Extract all lines containing "Relative".

Structured figure records:

▶

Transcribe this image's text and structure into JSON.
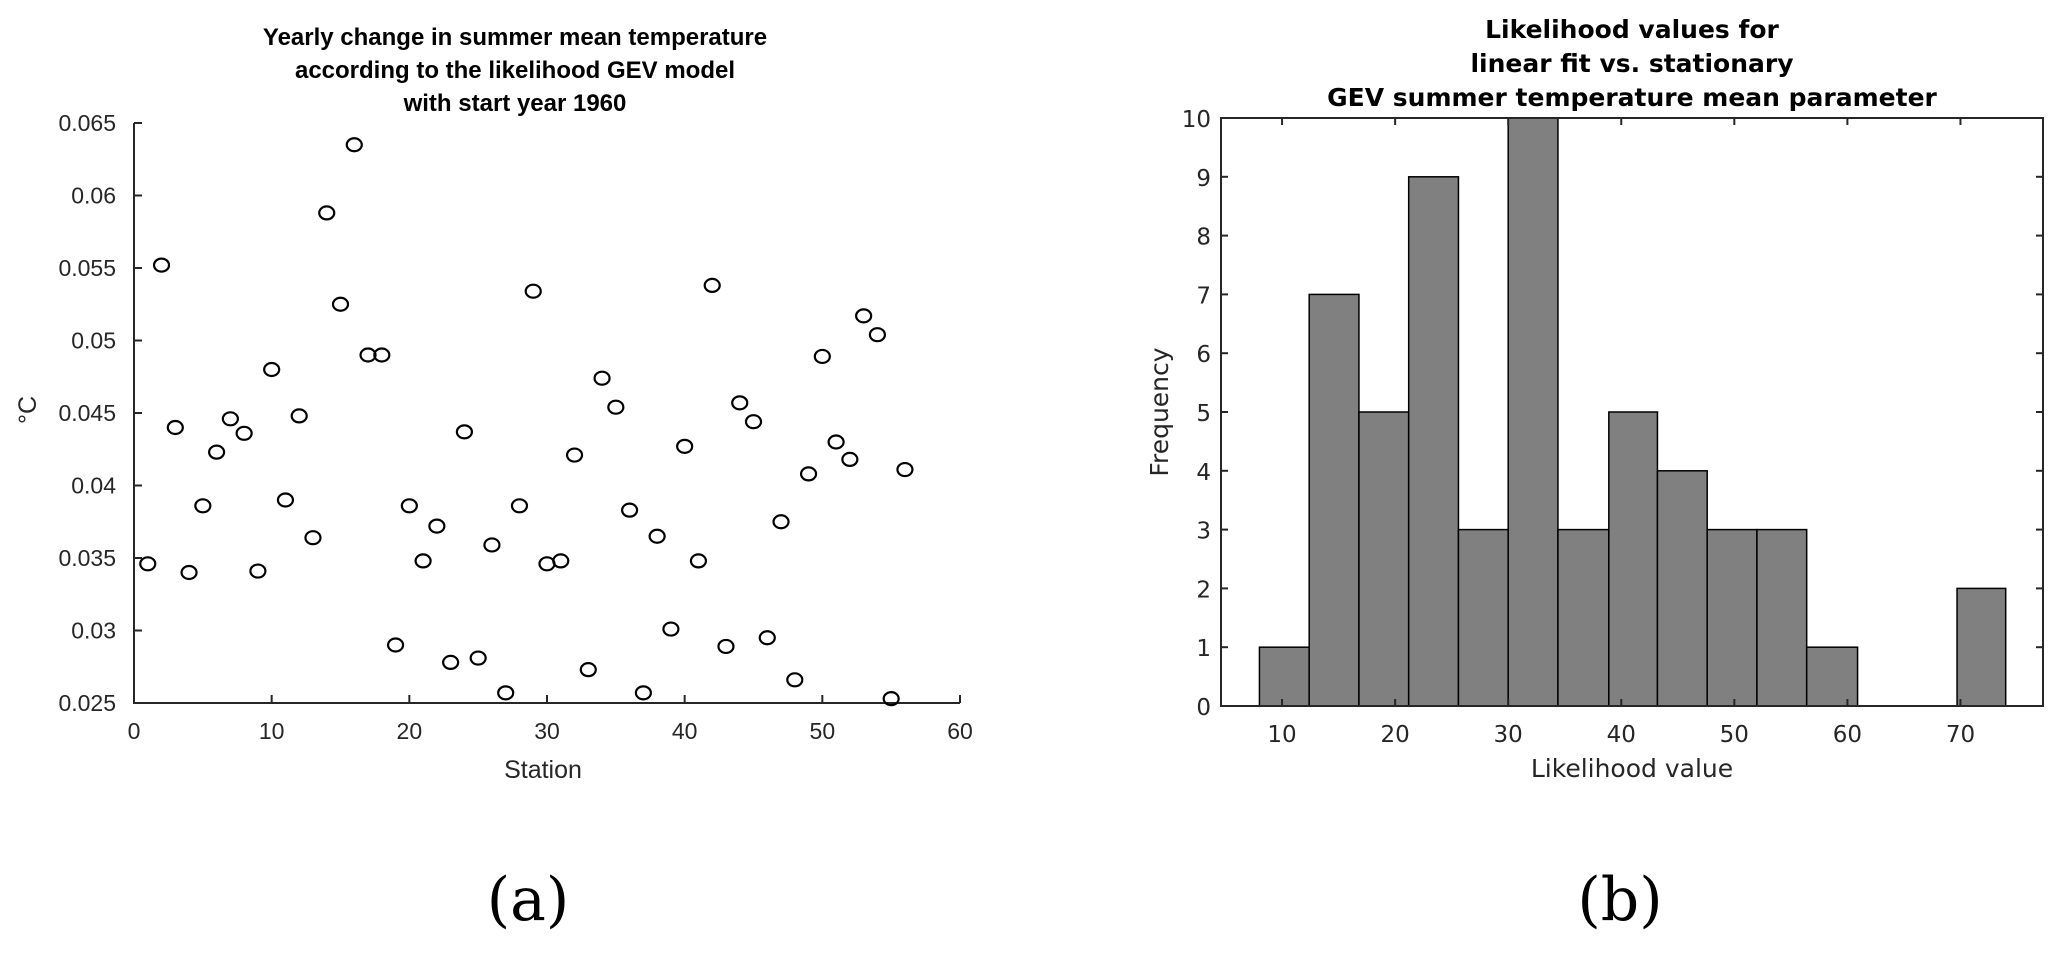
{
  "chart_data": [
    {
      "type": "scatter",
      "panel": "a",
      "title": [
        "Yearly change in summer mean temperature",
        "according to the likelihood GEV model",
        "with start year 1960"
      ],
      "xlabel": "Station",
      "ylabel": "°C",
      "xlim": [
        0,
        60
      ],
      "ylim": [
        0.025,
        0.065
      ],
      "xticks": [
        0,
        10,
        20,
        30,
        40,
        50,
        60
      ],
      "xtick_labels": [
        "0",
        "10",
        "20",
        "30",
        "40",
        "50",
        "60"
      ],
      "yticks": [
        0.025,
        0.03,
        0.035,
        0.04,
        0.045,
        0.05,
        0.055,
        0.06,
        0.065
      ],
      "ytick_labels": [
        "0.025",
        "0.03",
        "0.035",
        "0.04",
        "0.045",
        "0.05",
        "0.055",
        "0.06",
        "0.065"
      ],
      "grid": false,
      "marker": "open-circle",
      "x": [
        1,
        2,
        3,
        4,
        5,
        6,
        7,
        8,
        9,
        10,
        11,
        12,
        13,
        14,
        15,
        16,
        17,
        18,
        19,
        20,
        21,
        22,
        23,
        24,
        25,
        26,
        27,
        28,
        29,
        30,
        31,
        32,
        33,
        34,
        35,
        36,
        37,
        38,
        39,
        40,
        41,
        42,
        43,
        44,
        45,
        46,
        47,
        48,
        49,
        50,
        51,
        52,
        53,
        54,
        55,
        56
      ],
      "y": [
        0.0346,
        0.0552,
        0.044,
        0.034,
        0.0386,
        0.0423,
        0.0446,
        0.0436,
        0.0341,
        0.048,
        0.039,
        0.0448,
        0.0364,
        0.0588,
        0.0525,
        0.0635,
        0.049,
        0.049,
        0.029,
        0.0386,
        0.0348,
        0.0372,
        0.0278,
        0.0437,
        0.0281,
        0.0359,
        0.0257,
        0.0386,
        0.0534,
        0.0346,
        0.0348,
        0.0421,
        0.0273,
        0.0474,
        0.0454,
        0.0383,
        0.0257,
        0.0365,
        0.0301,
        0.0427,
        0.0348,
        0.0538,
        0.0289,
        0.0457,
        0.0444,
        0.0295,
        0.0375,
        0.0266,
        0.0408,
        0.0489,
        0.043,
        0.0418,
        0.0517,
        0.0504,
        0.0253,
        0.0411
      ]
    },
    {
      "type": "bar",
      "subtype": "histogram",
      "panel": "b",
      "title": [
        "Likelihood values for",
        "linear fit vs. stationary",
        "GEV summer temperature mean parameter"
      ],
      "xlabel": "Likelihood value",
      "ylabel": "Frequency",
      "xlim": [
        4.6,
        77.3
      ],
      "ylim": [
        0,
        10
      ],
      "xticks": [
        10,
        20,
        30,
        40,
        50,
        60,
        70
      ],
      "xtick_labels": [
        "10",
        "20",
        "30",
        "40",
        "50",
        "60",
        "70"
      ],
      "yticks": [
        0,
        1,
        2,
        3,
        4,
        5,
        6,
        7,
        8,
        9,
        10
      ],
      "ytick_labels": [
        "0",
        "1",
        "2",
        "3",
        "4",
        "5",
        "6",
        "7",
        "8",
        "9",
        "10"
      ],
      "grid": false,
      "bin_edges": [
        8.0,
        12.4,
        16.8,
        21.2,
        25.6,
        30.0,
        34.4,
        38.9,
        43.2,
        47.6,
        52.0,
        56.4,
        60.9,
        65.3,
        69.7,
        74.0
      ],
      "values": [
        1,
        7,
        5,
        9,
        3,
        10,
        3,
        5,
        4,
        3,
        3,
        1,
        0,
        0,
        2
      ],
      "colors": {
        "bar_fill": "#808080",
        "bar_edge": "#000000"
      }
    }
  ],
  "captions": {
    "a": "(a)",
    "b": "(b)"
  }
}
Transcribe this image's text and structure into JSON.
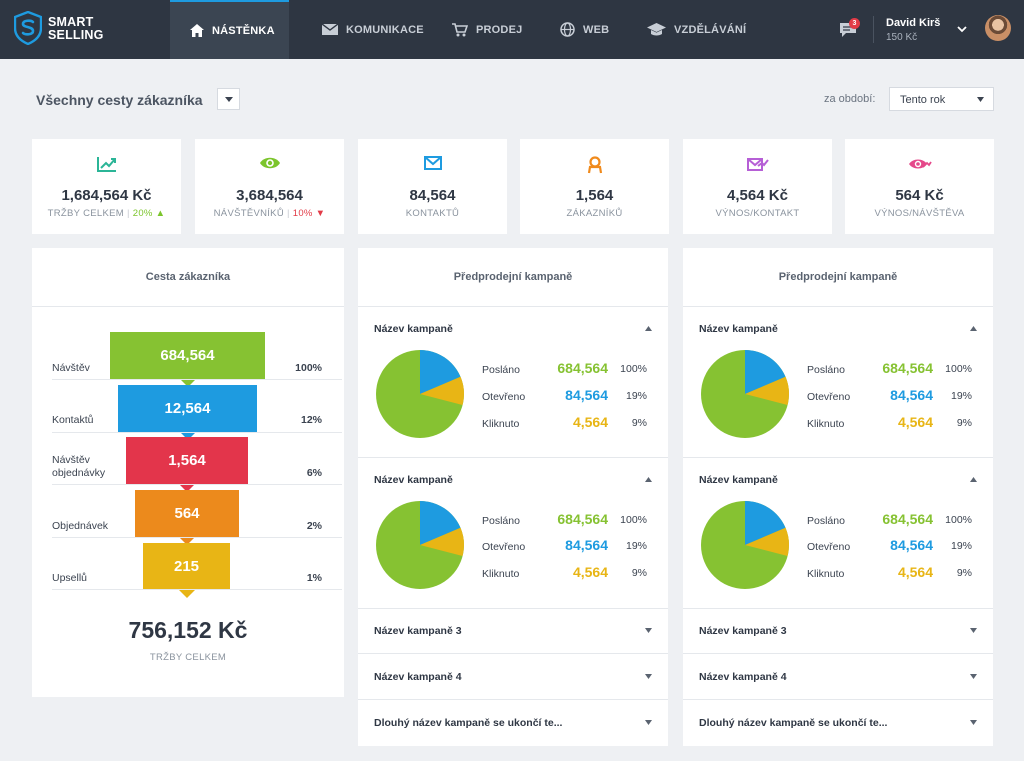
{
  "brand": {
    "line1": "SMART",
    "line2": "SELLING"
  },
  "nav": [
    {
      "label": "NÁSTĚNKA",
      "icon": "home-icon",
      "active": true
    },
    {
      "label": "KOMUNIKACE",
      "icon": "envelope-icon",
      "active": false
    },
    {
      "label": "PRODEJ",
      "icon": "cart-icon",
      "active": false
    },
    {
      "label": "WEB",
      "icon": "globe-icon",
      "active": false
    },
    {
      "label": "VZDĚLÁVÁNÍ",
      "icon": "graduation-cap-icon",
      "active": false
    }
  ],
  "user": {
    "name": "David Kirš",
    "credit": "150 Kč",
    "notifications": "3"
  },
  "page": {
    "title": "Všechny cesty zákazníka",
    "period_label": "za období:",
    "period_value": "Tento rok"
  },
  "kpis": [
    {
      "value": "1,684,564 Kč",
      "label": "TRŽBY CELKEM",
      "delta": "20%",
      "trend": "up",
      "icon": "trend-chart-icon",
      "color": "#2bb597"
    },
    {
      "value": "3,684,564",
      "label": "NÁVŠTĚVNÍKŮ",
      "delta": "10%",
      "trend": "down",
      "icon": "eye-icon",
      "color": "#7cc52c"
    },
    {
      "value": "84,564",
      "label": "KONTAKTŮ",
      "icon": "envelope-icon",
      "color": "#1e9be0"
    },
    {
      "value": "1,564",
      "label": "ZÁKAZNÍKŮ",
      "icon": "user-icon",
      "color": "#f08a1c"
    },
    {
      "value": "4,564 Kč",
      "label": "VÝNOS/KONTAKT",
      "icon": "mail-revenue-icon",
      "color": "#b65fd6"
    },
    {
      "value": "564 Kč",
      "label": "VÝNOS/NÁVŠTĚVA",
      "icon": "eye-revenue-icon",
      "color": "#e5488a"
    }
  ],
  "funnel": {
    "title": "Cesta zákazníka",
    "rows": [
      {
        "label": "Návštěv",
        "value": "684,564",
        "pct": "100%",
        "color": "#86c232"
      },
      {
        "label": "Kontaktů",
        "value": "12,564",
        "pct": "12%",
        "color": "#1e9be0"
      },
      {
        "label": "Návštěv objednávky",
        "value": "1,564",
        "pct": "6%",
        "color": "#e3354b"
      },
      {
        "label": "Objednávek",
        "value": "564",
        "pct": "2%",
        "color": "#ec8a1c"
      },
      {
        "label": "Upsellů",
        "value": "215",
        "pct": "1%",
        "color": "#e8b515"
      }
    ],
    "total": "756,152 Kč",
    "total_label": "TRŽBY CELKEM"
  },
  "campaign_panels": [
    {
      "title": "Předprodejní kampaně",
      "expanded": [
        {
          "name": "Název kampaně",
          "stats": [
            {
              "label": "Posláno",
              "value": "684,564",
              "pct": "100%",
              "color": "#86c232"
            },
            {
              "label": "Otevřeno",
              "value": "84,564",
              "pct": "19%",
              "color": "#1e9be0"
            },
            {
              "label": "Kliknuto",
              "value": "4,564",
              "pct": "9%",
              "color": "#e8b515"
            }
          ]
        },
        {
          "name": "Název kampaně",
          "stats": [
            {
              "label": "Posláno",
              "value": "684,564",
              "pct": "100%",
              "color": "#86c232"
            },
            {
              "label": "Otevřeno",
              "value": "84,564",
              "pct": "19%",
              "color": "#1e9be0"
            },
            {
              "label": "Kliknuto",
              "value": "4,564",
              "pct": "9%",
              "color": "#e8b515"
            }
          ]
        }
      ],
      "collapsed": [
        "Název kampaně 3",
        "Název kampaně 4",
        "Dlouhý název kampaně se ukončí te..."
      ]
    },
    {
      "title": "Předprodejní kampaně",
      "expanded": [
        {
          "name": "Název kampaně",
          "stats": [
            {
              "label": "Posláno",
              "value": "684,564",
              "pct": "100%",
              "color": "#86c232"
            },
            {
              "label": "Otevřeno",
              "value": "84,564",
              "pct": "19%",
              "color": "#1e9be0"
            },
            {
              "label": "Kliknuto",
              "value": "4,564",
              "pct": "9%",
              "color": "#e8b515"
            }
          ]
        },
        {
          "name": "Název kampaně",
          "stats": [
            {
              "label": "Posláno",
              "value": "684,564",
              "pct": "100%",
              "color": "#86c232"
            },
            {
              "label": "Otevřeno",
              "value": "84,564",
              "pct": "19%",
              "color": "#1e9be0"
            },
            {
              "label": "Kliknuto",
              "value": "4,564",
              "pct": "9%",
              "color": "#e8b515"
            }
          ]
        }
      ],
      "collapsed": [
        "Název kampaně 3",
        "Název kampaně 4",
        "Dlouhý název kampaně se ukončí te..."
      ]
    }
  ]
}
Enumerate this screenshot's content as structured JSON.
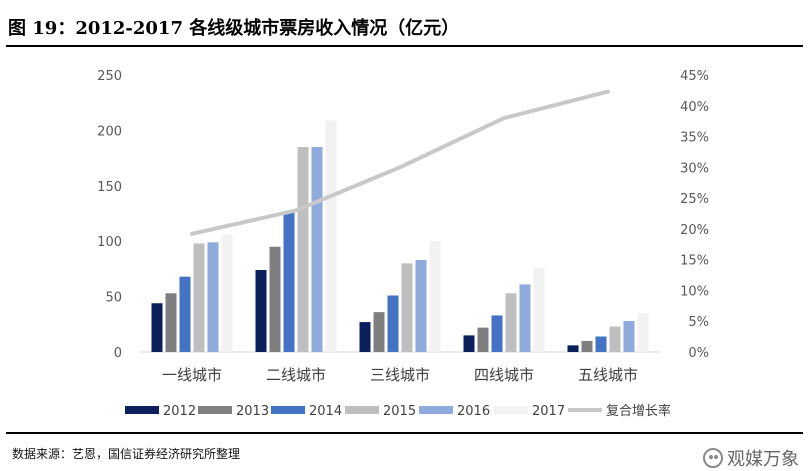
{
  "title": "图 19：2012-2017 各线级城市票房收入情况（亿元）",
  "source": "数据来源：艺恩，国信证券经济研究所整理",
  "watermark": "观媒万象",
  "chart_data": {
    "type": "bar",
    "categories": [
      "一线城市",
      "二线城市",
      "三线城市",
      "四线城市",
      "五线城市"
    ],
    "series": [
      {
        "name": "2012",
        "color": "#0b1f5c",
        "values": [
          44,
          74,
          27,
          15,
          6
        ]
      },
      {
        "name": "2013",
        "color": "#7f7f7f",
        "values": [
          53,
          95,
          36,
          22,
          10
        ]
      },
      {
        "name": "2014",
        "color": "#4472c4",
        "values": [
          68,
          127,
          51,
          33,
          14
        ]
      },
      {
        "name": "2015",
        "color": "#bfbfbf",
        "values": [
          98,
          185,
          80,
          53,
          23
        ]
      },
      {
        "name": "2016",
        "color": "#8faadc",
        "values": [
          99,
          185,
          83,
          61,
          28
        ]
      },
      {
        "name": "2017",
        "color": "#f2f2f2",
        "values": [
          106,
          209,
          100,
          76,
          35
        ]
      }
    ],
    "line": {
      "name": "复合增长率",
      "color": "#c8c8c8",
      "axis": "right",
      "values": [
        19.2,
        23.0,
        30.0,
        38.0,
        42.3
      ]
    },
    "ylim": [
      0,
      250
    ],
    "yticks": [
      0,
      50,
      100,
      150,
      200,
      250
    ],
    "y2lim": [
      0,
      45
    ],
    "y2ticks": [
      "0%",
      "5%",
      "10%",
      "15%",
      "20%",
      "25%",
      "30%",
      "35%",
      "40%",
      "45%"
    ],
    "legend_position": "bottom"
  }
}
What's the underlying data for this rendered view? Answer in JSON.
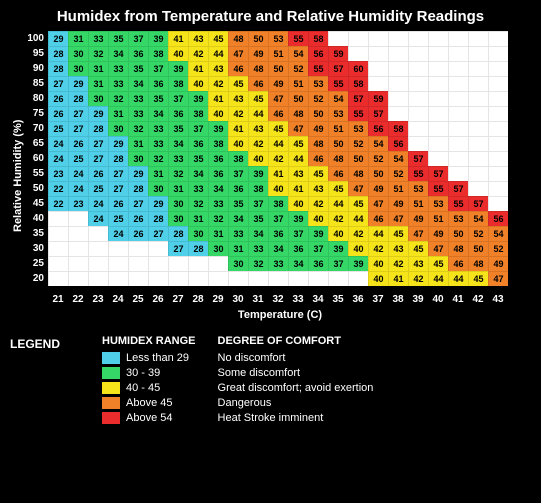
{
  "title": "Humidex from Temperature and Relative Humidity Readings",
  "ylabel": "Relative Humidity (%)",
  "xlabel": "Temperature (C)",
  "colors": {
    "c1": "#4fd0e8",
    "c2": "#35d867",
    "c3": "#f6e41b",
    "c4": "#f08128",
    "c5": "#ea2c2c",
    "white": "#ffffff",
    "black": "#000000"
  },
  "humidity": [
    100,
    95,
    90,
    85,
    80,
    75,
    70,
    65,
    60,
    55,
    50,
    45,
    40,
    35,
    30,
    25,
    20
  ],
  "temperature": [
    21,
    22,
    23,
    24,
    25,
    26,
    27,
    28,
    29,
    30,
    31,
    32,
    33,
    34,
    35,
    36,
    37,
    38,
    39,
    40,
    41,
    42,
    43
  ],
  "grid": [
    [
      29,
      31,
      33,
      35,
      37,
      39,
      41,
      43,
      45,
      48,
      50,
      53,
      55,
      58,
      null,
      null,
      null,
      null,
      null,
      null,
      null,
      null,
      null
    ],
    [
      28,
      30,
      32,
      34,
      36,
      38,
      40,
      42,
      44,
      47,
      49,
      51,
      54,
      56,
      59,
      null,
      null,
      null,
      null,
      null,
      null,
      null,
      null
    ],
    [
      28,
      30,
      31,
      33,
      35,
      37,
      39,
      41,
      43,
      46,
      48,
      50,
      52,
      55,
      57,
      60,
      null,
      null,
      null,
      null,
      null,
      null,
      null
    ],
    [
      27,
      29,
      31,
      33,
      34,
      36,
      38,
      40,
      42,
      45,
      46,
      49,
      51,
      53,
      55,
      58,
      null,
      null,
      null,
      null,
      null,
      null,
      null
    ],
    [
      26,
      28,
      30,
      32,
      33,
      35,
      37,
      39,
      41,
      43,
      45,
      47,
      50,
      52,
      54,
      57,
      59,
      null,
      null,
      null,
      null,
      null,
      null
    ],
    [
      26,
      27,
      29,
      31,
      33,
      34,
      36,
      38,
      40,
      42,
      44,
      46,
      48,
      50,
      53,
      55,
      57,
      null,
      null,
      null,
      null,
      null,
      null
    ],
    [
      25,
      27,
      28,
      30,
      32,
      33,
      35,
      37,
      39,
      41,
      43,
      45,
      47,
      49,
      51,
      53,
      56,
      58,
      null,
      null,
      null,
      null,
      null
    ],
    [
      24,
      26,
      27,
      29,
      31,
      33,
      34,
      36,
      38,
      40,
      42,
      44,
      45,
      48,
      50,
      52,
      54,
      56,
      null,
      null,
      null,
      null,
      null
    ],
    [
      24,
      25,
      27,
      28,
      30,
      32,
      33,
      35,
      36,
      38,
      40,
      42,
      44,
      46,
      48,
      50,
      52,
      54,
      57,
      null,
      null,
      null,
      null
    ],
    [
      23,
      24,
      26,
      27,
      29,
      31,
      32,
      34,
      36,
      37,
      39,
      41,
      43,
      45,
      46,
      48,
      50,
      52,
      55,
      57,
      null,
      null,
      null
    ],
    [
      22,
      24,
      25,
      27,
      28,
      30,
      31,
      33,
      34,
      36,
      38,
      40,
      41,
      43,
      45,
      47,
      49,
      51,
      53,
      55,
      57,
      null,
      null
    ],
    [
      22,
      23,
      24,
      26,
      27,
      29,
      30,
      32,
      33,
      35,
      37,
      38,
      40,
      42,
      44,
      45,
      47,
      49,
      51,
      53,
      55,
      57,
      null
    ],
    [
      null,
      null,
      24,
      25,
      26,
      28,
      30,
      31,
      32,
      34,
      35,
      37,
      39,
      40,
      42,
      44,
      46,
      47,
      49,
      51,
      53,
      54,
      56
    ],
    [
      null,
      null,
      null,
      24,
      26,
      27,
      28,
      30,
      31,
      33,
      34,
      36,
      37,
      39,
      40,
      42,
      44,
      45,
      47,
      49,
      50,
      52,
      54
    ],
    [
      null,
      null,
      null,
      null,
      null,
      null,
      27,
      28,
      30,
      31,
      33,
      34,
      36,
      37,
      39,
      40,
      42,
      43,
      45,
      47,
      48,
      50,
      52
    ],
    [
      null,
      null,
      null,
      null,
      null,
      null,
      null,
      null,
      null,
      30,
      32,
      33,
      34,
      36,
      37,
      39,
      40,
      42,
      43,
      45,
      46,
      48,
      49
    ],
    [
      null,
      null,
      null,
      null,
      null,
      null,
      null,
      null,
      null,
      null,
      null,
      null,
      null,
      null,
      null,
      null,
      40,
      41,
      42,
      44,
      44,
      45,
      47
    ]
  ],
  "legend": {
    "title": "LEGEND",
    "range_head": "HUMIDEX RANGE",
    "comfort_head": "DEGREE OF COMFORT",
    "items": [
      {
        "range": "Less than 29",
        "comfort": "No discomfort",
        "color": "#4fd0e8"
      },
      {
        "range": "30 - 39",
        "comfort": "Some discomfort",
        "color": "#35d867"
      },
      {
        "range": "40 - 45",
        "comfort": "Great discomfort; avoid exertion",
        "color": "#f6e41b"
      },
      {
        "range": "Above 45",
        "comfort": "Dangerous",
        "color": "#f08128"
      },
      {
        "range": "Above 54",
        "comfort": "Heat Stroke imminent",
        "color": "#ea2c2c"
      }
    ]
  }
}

◀

● **FINISHED EXERCISE**
  "title": "Humidex from Temperature and Relative Humidity Readings",
  "ylabel": "Relative Humidity (%)",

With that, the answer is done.